INSTRUCTION:
Copy each line below in which the string "text" occurs.

DATA FOR THIS EXERCISE:
○ ○ ○ ○

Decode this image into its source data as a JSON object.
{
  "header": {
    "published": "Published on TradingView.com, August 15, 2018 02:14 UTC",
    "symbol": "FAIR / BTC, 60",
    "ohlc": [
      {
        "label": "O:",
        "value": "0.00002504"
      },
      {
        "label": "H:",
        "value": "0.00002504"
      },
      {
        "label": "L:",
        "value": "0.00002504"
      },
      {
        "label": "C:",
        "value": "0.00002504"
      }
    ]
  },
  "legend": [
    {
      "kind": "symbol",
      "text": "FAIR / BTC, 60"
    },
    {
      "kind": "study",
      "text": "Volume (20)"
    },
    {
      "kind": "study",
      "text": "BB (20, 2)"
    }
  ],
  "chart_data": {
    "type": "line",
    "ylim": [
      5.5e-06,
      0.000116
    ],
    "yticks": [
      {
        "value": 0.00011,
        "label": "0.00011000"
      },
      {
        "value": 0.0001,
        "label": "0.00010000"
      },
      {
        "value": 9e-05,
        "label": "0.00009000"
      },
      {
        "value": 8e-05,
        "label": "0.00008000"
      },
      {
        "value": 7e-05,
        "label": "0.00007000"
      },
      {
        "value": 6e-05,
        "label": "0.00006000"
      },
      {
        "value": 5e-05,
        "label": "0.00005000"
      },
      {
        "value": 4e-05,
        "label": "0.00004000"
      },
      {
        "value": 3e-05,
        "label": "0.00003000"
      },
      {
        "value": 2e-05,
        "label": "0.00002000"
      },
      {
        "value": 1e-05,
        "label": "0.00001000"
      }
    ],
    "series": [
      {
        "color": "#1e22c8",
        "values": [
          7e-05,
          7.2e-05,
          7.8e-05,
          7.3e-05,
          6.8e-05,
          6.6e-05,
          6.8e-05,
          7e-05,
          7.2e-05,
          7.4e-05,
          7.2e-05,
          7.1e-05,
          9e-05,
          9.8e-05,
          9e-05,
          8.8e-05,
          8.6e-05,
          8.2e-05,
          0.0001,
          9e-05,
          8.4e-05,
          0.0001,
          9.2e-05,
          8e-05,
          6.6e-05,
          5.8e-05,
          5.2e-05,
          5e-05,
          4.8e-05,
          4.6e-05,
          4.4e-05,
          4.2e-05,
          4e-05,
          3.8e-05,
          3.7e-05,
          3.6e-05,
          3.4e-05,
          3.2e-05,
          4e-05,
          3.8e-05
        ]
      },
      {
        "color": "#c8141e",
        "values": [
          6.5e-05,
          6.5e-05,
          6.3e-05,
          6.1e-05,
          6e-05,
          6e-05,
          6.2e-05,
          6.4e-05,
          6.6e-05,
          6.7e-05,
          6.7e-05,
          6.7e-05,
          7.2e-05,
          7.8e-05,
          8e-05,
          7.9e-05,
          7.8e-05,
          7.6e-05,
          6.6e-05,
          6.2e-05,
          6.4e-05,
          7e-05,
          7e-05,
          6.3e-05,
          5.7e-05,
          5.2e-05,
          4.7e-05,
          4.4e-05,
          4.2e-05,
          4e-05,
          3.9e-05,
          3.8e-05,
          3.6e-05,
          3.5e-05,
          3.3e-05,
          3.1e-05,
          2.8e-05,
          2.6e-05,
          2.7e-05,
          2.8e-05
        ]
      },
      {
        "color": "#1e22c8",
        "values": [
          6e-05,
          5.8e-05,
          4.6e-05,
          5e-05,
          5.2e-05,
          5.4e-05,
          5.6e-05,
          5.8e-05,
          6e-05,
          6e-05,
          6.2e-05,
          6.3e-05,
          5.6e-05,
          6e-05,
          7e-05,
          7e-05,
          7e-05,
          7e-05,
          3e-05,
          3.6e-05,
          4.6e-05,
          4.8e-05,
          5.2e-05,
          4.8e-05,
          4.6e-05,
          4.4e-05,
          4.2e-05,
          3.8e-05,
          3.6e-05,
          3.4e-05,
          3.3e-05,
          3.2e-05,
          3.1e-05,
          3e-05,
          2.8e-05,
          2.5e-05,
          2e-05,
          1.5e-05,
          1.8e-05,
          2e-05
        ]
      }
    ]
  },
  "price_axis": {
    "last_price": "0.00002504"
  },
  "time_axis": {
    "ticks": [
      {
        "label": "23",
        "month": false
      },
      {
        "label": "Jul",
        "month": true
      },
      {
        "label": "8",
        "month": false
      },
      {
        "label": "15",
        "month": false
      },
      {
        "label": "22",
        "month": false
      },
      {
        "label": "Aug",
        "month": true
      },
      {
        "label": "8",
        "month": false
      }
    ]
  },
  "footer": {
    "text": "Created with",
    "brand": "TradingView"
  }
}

○ ○ ○ ○

RESPONSE:
      "text": "FAIR / BTC, 60"
      "text": "Volume (20)"
      "text": "BB (20, 2)"
    "text": "Created with",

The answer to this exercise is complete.